**DIRECTIONS FOR THIS TASK**
Carry none of the pictures over; write out the complete data exactly.

**MATERIAL SUPPLIED**
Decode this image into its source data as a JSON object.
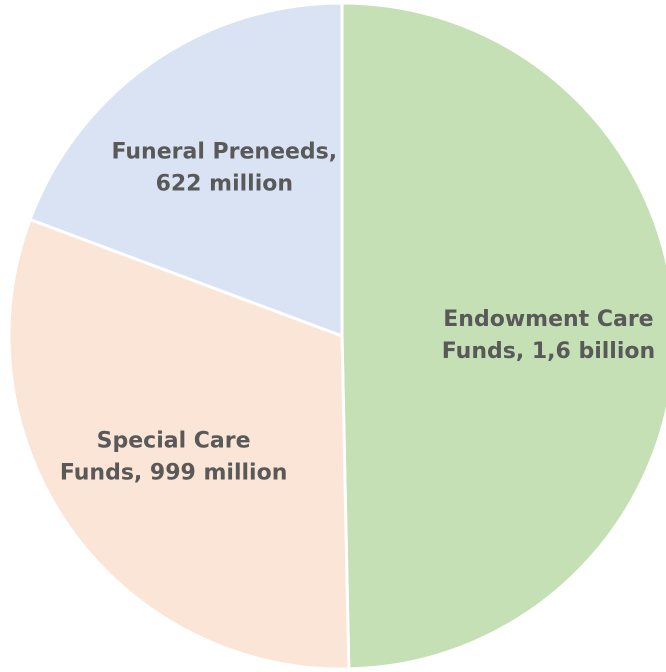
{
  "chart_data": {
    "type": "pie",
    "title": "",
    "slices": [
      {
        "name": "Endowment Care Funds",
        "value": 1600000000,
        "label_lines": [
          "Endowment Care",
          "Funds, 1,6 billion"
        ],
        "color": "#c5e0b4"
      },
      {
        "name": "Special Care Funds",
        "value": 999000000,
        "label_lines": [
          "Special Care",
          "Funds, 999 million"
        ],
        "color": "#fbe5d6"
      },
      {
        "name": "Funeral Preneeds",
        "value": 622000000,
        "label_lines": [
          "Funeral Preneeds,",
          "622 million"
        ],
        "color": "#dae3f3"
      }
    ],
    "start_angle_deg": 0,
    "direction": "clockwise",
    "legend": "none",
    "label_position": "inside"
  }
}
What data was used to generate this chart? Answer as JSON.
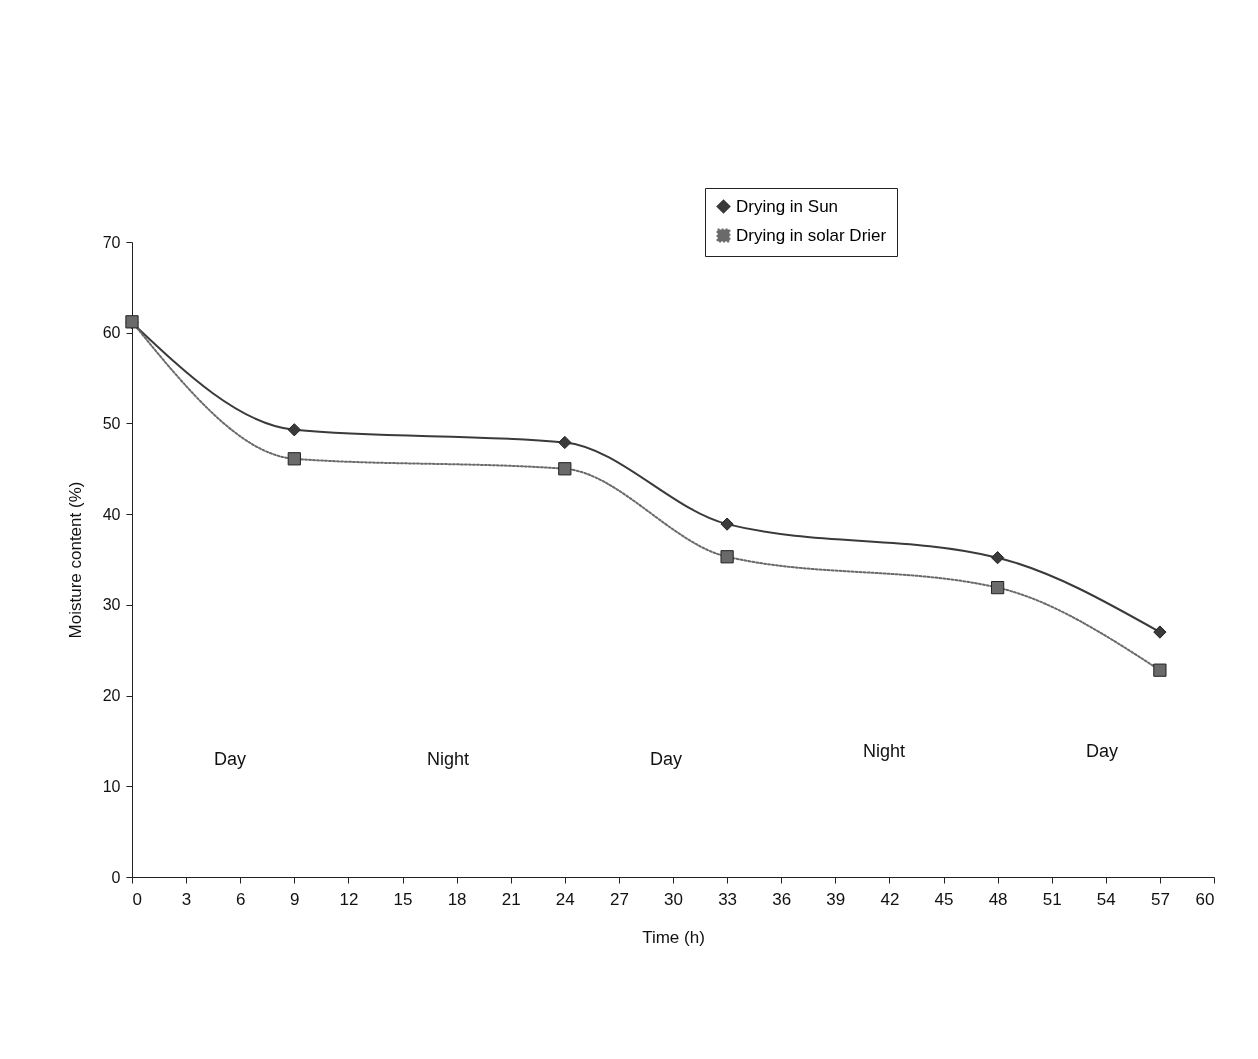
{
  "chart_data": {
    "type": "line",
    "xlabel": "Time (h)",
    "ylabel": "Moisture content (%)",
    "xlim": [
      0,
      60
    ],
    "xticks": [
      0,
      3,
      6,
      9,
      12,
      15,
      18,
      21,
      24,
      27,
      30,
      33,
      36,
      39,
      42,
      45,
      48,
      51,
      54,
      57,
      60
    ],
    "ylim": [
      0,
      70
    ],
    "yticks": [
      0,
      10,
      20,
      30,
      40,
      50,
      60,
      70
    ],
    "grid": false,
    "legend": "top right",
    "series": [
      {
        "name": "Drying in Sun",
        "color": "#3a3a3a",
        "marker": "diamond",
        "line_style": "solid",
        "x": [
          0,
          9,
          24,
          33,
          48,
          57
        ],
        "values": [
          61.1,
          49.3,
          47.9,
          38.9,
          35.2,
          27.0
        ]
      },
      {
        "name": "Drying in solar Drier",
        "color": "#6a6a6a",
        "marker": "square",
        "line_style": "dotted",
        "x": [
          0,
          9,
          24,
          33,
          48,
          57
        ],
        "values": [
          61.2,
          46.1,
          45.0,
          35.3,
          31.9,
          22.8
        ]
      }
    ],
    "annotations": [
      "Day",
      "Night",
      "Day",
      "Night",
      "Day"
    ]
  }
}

**CORRECT RESPONSE**
Decode this image into its source data as a JSON object.
{
  "chart_data": {
    "type": "pie",
    "title": "",
    "slices": [
      {
        "name": "Endowment Care Funds",
        "value": 1600000000,
        "label_lines": [
          "Endowment Care",
          "Funds, 1,6 billion"
        ],
        "color": "#c5e0b4"
      },
      {
        "name": "Special Care Funds",
        "value": 999000000,
        "label_lines": [
          "Special Care",
          "Funds, 999 million"
        ],
        "color": "#fbe5d6"
      },
      {
        "name": "Funeral Preneeds",
        "value": 622000000,
        "label_lines": [
          "Funeral Preneeds,",
          "622 million"
        ],
        "color": "#dae3f3"
      }
    ],
    "start_angle_deg": 0,
    "direction": "clockwise",
    "legend": "none",
    "label_position": "inside"
  }
}
What data was used to generate this chart? Answer as JSON.
{
  "chart_data": {
    "type": "line",
    "xlabel": "Time (h)",
    "ylabel": "Moisture content (%)",
    "xlim": [
      0,
      60
    ],
    "xticks": [
      0,
      3,
      6,
      9,
      12,
      15,
      18,
      21,
      24,
      27,
      30,
      33,
      36,
      39,
      42,
      45,
      48,
      51,
      54,
      57,
      60
    ],
    "ylim": [
      0,
      70
    ],
    "yticks": [
      0,
      10,
      20,
      30,
      40,
      50,
      60,
      70
    ],
    "grid": false,
    "legend": "top right",
    "series": [
      {
        "name": "Drying in Sun",
        "color": "#3a3a3a",
        "marker": "diamond",
        "line_style": "solid",
        "x": [
          0,
          9,
          24,
          33,
          48,
          57
        ],
        "values": [
          61.1,
          49.3,
          47.9,
          38.9,
          35.2,
          27.0
        ]
      },
      {
        "name": "Drying in solar Drier",
        "color": "#6a6a6a",
        "marker": "square",
        "line_style": "dotted",
        "x": [
          0,
          9,
          24,
          33,
          48,
          57
        ],
        "values": [
          61.2,
          46.1,
          45.0,
          35.3,
          31.9,
          22.8
        ]
      }
    ],
    "annotations": [
      "Day",
      "Night",
      "Day",
      "Night",
      "Day"
    ]
  }
}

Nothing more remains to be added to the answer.